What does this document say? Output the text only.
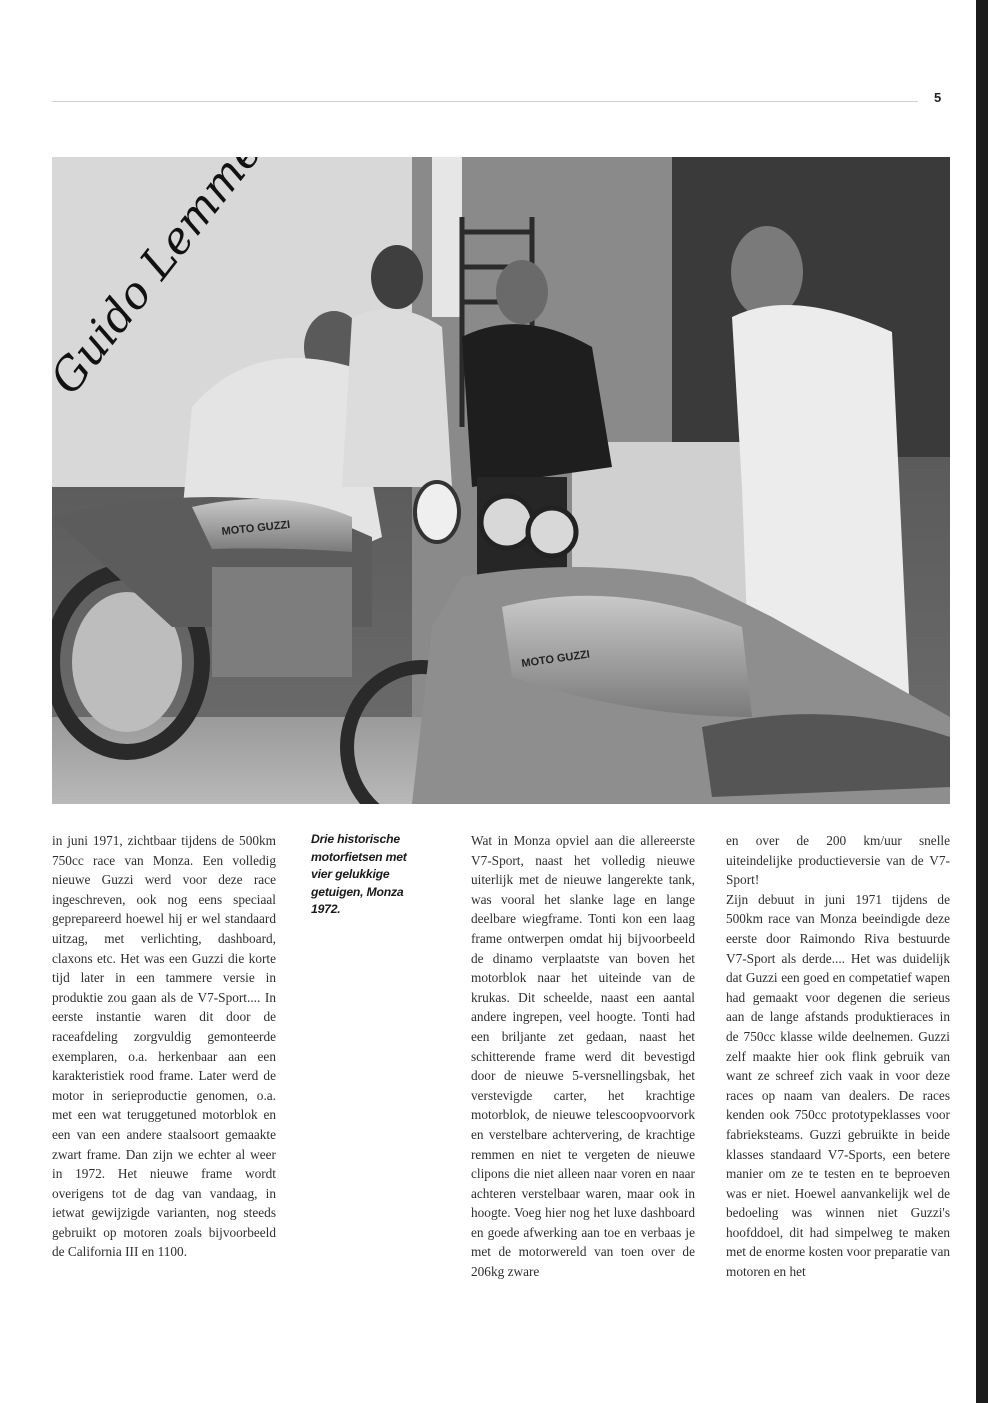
5
MOTO GUZZI
MOTO GUZZI

in juni 1971, zichtbaar tijdens de 500km 750cc race van Monza. Een volledig nieuwe Guzzi werd voor deze race ingeschreven, ook nog eens speciaal geprepareerd hoewel hij er wel standaard uitzag, met verlichting, dashboard, claxons etc. Het was een Guzzi die korte tijd later in een tammere versie in produktie zou gaan als de V7-Sport.... In eerste instantie waren dit door de raceafdeling zorgvuldig gemonteerde exemplaren, o.a. herkenbaar aan een karakteristiek rood frame. Later werd de motor in serieproductie genomen, o.a. met een wat teruggetuned motorblok en een van een andere staalsoort gemaakte zwart frame. Dan zijn we echter al weer in 1972. Het nieuwe frame wordt overigens tot de dag van vandaag, in ietwat gewijzigde varianten, nog steeds gebruikt op motoren zoals bijvoorbeeld de California III en 1100.

Drie historische motorfietsen met vier gelukkige getuigen, Monza 1972.

Wat in Monza opviel aan die allereerste V7-Sport, naast het volledig nieuwe uiterlijk met de nieuwe langerekte tank, was vooral het slanke lage en lange deelbare wiegframe. Tonti kon een laag frame ontwerpen omdat hij bijvoorbeeld de dinamo verplaatste van boven het motorblok naar het uiteinde van de krukas. Dit scheelde, naast een aantal andere ingrepen, veel hoogte. Tonti had een briljante zet gedaan, naast het schitterende frame werd dit bevestigd door de nieuwe 5-versnellingsbak, het verstevigde carter, het krachtige motorblok, de nieuwe telescoopvoorvork en verstelbare achtervering, de krachtige remmen en niet te vergeten de nieuwe clipons die niet alleen naar voren en naar achteren verstelbaar waren, maar ook in hoogte. Voeg hier nog het luxe dashboard en goede afwerking aan toe en verbaas je met de motorwereld van toen over de 206kg zware

en over de 200 km/uur snelle uiteindelijke productieversie van de V7-Sport!

Zijn debuut in juni 1971 tijdens de 500km race van Monza beeindigde deze eerste door Raimondo Riva bestuurde V7-Sport als derde.... Het was duidelijk dat Guzzi een goed en competatief wapen had gemaakt voor degenen die serieus aan de lange afstands produktieraces in de 750cc klasse wilde deelnemen. Guzzi zelf maakte hier ook flink gebruik van want ze schreef zich vaak in voor deze races op naam van dealers. De races kenden ook 750cc prototypeklasses voor fabrieksteams. Guzzi gebruikte in beide klasses standaard V7-Sports, een betere manier om ze te testen en te beproeven was er niet. Hoewel aanvankelijk wel de bedoeling was winnen niet Guzzi's hoofddoel, dit had simpelweg te maken met de enorme kosten voor preparatie van motoren en het
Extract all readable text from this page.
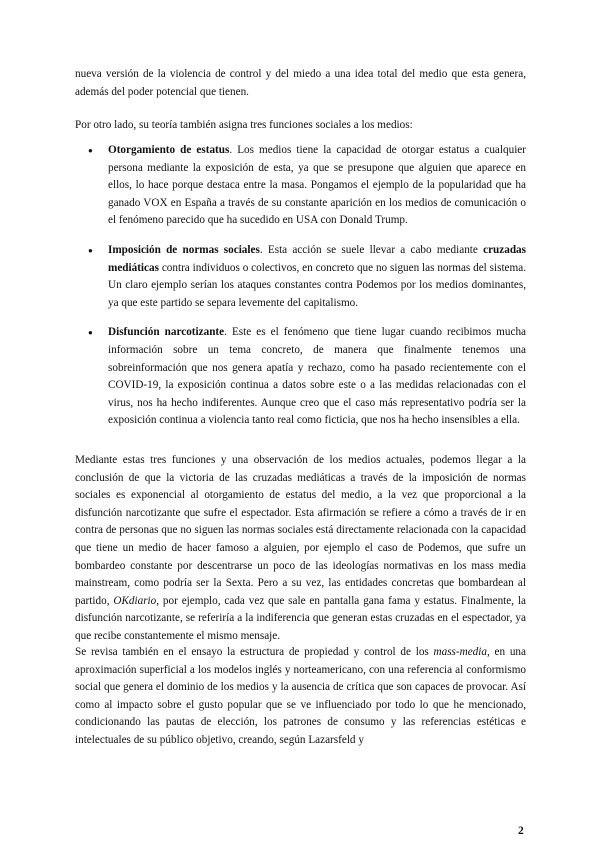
nueva versión de la violencia de control y del miedo a una idea total del medio que esta genera, además del poder potencial que tienen.

Por otro lado, su teoría también asigna tres funciones sociales a los medios:

● Otorgamiento de estatus. Los medios tiene la capacidad de otorgar estatus a cualquier persona mediante la exposición de esta, ya que se presupone que alguien que aparece en ellos, lo hace porque destaca entre la masa. Pongamos el ejemplo de la popularidad que ha ganado VOX en España a través de su constante aparición en los medios de comunicación o el fenómeno parecido que ha sucedido en USA con Donald Trump.
● Imposición de normas sociales. Esta acción se suele llevar a cabo mediante cruzadas mediáticas contra individuos o colectivos, en concreto que no siguen las normas del sistema. Un claro ejemplo serían los ataques constantes contra Podemos por los medios dominantes, ya que este partido se separa levemente del capitalismo.
● Disfunción narcotizante. Este es el fenómeno que tiene lugar cuando recibimos mucha información sobre un tema concreto, de manera que finalmente tenemos una sobreinformación que nos genera apatía y rechazo, como ha pasado recientemente con el COVID-19, la exposición continua a datos sobre este o a las medidas relacionadas con el virus, nos ha hecho indiferentes. Aunque creo que el caso más representativo podría ser la exposición continua a violencia tanto real como ficticia, que nos ha hecho insensibles a ella.

Mediante estas tres funciones y una observación de los medios actuales, podemos llegar a la conclusión de que la victoria de las cruzadas mediáticas a través de la imposición de normas sociales es exponencial al otorgamiento de estatus del medio, a la vez que proporcional a la disfunción narcotizante que sufre el espectador. Esta afirmación se refiere a cómo a través de ir en contra de personas que no siguen las normas sociales está directamente relacionada con la capacidad que tiene un medio de hacer famoso a alguien, por ejemplo el caso de Podemos, que sufre un bombardeo constante por descentrarse un poco de las ideologías normativas en los mass media mainstream, como podría ser la Sexta. Pero a su vez, las entidades concretas que bombardean al partido, OKdiario, por ejemplo, cada vez que sale en pantalla gana fama y estatus. Finalmente, la disfunción narcotizante, se referiría a la indiferencia que generan estas cruzadas en el espectador, ya que recibe constantemente el mismo mensaje.

Se revisa también en el ensayo la estructura de propiedad y control de los mass-media, en una aproximación superficial a los modelos inglés y norteamericano, con una referencia al conformismo social que genera el dominio de los medios y la ausencia de crítica que son capaces de provocar. Así como al impacto sobre el gusto popular que se ve influenciado por todo lo que he mencionado, condicionando las pautas de elección, los patrones de consumo y las referencias estéticas e intelectuales de su público objetivo, creando, según Lazarsfeld y

2
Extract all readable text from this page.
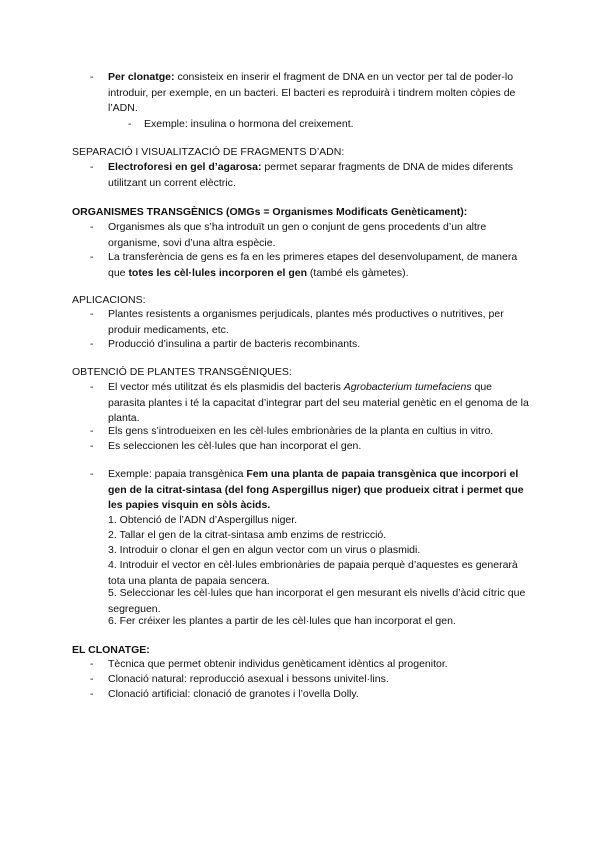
- Per clonatge: consisteix en inserir el fragment de DNA en un vector per tal de poder-lo introduir, per exemple, en un bacteri. El bacteri es reproduirà i tindrem molten còpies de l’ADN.
- Exemple: insulina o hormona del creixement.
SEPARACIÓ I VISUALITZACIÓ DE FRAGMENTS D’ADN:
- Electroforesi en gel d’agarosa: permet separar fragments de DNA de mides diferents utilitzant un corrent elèctric.
ORGANISMES TRANSGÈNICS (OMGs = Organismes Modificats Genèticament):
- Organismes als que s’ha introduït un gen o conjunt de gens procedents d’un altre organisme, sovi d’una altra espècie.
- La transferència de gens es fa en les primeres etapes del desenvolupament, de manera que totes les cèl·lules incorporen el gen (també els gàmetes).
APLICACIONS:
- Plantes resistents a organismes perjudicals, plantes més productives o nutritives, per produir medicaments, etc.
- Producció d’insulina a partir de bacteris recombinants.
OBTENCIÓ DE PLANTES TRANSGÈNIQUES:
- El vector més utilitzat és els plasmidis del bacteris Agrobacterium tumefaciens que parasita plantes i té la capacitat d’integrar part del seu material genètic en el genoma de la planta.
- Els gens s’introdueixen en les cèl·lules embrionàries de la planta en cultius in vitro.
- Es seleccionen les cèl·lules que han incorporat el gen.
- Exemple: papaia transgènica Fem una planta de papaia transgènica que incorpori el gen de la citrat-sintasa (del fong Aspergillus niger) que produeix citrat i permet que les papies visquin en sòls àcids.
1. Obtenció de l’ADN d’Aspergillus niger.
2. Tallar el gen de la citrat-sintasa amb enzims de restricció.
3. Introduir o clonar el gen en algun vector com un virus o plasmidi.
4. Introduir el vector en cèl·lules embrionàries de papaia perquè d’aquestes es generarà tota una planta de papaia sencera.
5. Seleccionar les cèl·lules que han incorporat el gen mesurant els nivells d’àcid cítric que segreguen.
6. Fer créixer les plantes a partir de les cèl·lules que han incorporat el gen.
EL CLONATGE:
- Tècnica que permet obtenir individus genèticament idèntics al progenitor.
- Clonació natural: reproducció asexual i bessons univitel·lins.
- Clonació artificial: clonació de granotes i l’ovella Dolly.
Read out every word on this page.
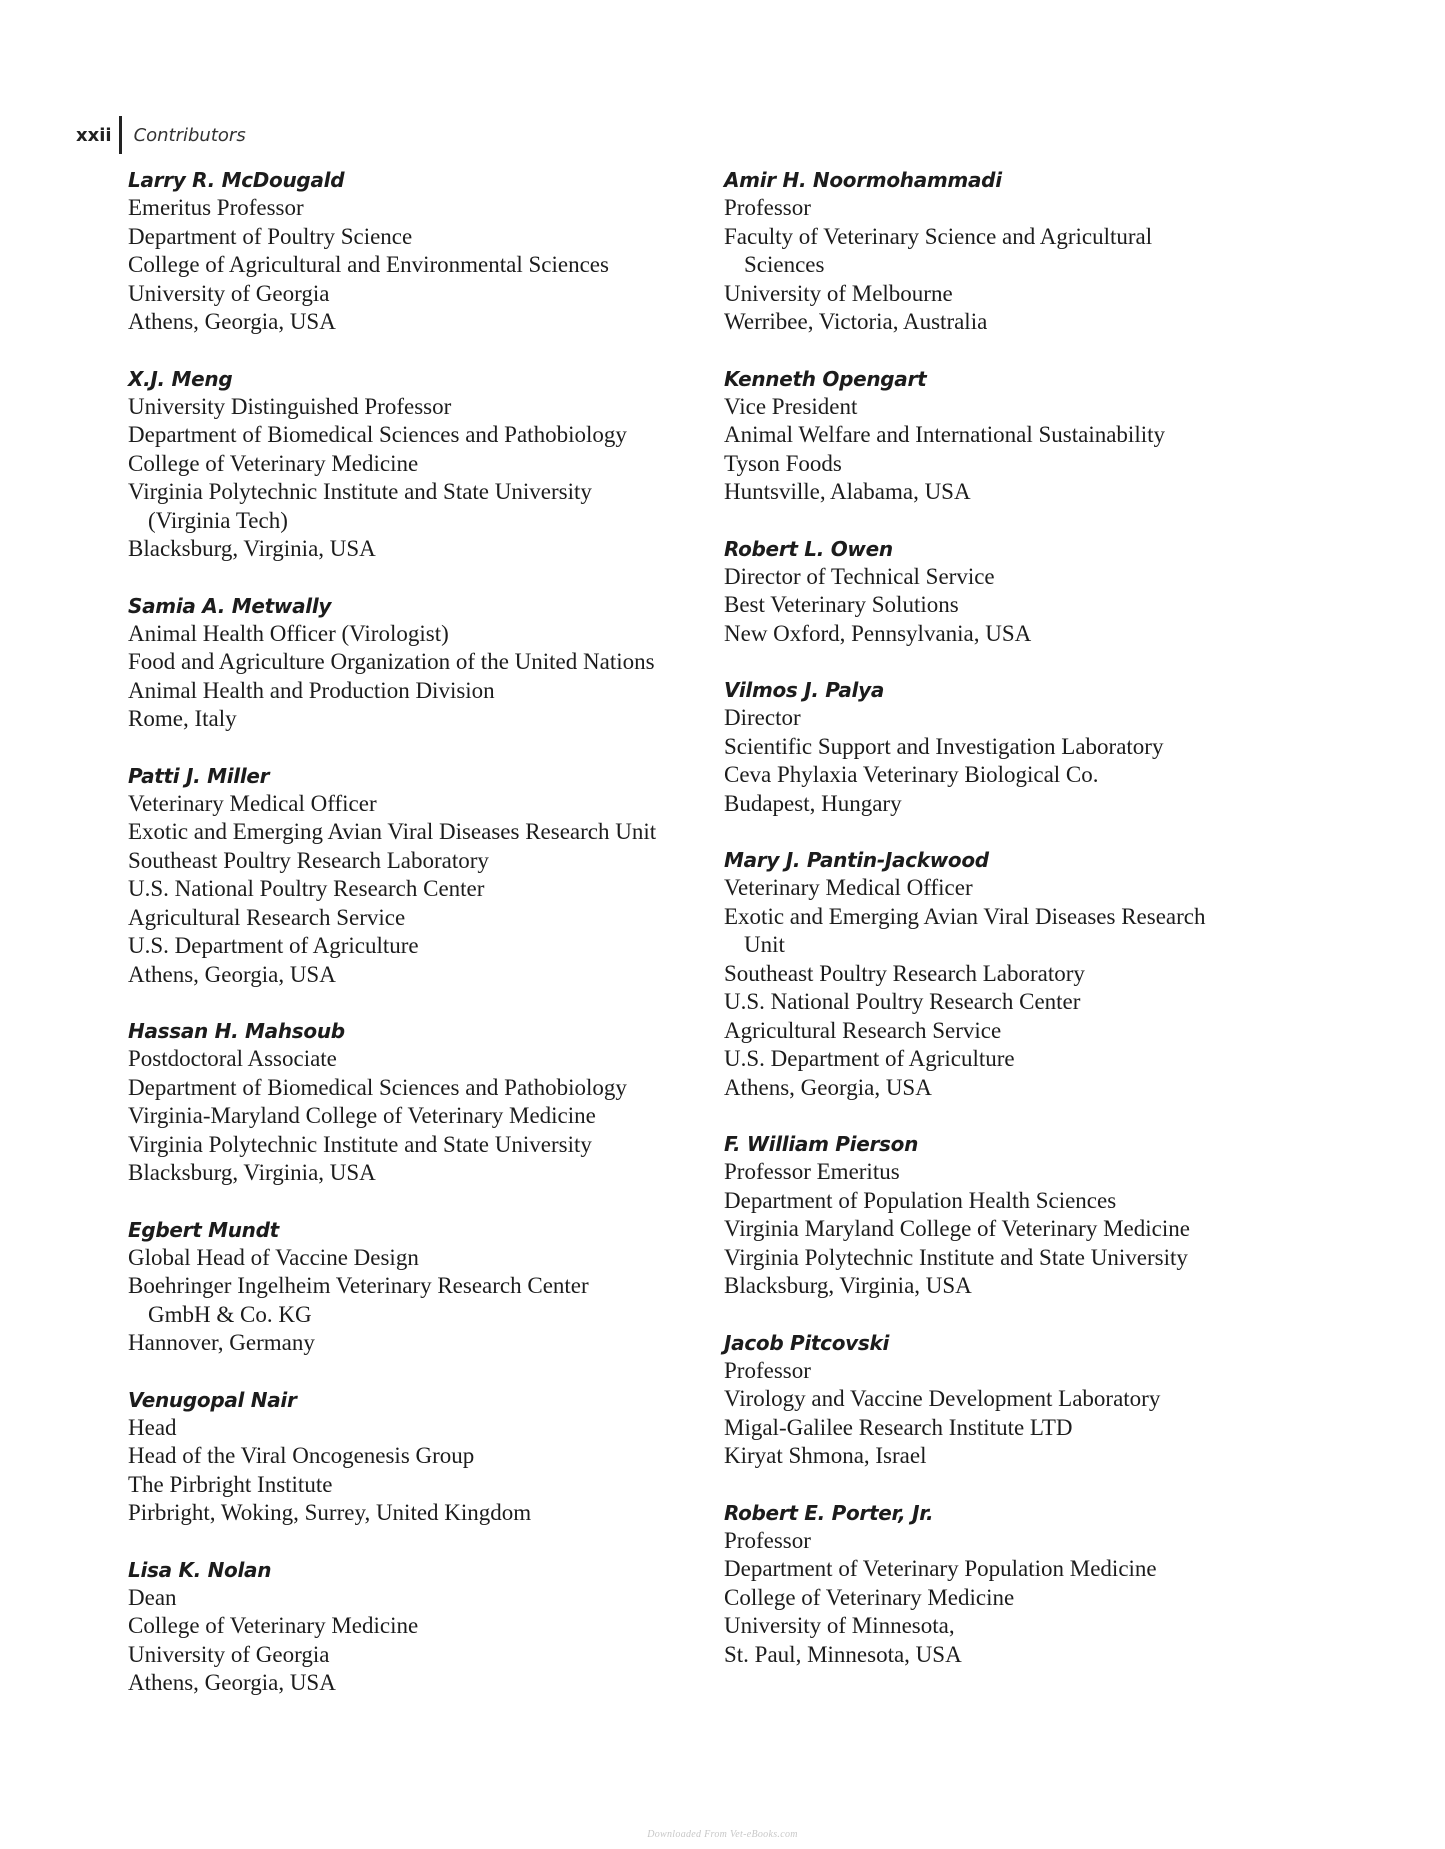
xxii Contributors
Larry R. McDougald
Emeritus Professor
Department of Poultry Science
College of Agricultural and Environmental Sciences
University of Georgia
Athens, Georgia, USA
X.J. Meng
University Distinguished Professor
Department of Biomedical Sciences and Pathobiology
College of Veterinary Medicine
Virginia Polytechnic Institute and State University
(Virginia Tech)
Blacksburg, Virginia, USA
Samia A. Metwally
Animal Health Officer (Virologist)
Food and Agriculture Organization of the United Nations
Animal Health and Production Division
Rome, Italy
Patti J. Miller
Veterinary Medical Officer
Exotic and Emerging Avian Viral Diseases Research Unit
Southeast Poultry Research Laboratory
U.S. National Poultry Research Center
Agricultural Research Service
U.S. Department of Agriculture
Athens, Georgia, USA
Hassan H. Mahsoub
Postdoctoral Associate
Department of Biomedical Sciences and Pathobiology
Virginia-Maryland College of Veterinary Medicine
Virginia Polytechnic Institute and State University
Blacksburg, Virginia, USA
Egbert Mundt
Global Head of Vaccine Design
Boehringer Ingelheim Veterinary Research Center
GmbH & Co. KG
Hannover, Germany
Venugopal Nair
Head
Head of the Viral Oncogenesis Group
The Pirbright Institute
Pirbright, Woking, Surrey, United Kingdom
Lisa K. Nolan
Dean
College of Veterinary Medicine
University of Georgia
Athens, Georgia, USA
Amir H. Noormohammadi
Professor
Faculty of Veterinary Science and Agricultural
Sciences
University of Melbourne
Werribee, Victoria, Australia
Kenneth Opengart
Vice President
Animal Welfare and International Sustainability
Tyson Foods
Huntsville, Alabama, USA
Robert L. Owen
Director of Technical Service
Best Veterinary Solutions
New Oxford, Pennsylvania, USA
Vilmos J. Palya
Director
Scientific Support and Investigation Laboratory
Ceva Phylaxia Veterinary Biological Co.
Budapest, Hungary
Mary J. Pantin-Jackwood
Veterinary Medical Officer
Exotic and Emerging Avian Viral Diseases Research
Unit
Southeast Poultry Research Laboratory
U.S. National Poultry Research Center
Agricultural Research Service
U.S. Department of Agriculture
Athens, Georgia, USA
F. William Pierson
Professor Emeritus
Department of Population Health Sciences
Virginia Maryland College of Veterinary Medicine
Virginia Polytechnic Institute and State University
Blacksburg, Virginia, USA
Jacob Pitcovski
Professor
Virology and Vaccine Development Laboratory
Migal-Galilee Research Institute LTD
Kiryat Shmona, Israel
Robert E. Porter, Jr.
Professor
Department of Veterinary Population Medicine
College of Veterinary Medicine
University of Minnesota,
St. Paul, Minnesota, USA
Downloaded From Vet-eBooks.com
++++++
Scan the listing and copy every line where the string "ejemplo" shows up.

● Otorgamiento de estatus. Los medios tiene la capacidad de otorgar estatus a cualquier persona mediante la exposición de esta, ya que se presupone que alguien que aparece en ellos, lo hace porque destaca entre la masa. Pongamos el ejemplo de la popularidad que ha ganado VOX en España a través de su constante aparición en los medios de comunicación o el fenómeno parecido que ha sucedido en USA con Donald Trump.
● Imposición de normas sociales. Esta acción se suele llevar a cabo mediante cruzadas mediáticas contra individuos o colectivos, en concreto que no siguen las normas del sistema. Un claro ejemplo serían los ataques constantes contra Podemos por los medios dominantes, ya que este partido se separa levemente del capitalismo.
Mediante estas tres funciones y una observación de los medios actuales, podemos llegar a la conclusión de que la victoria de las cruzadas mediáticas a través de la imposición de normas sociales es exponencial al otorgamiento de estatus del medio, a la vez que proporcional a la disfunción narcotizante que sufre el espectador. Esta afirmación se refiere a cómo a través de ir en contra de personas que no siguen las normas sociales está directamente relacionada con la capacidad que tiene un medio de hacer famoso a alguien, por ejemplo el caso de Podemos, que sufre un bombardeo constante por descentrarse un poco de las ideologías normativas en los mass media mainstream, como podría ser la Sexta. Pero a su vez, las entidades concretas que bombardean al partido, OKdiario, por ejemplo, cada vez que sale en pantalla gana fama y estatus. Finalmente, la disfunción narcotizante, se referiría a la indiferencia que generan estas cruzadas en el espectador, ya que recibe constantemente el mismo mensaje.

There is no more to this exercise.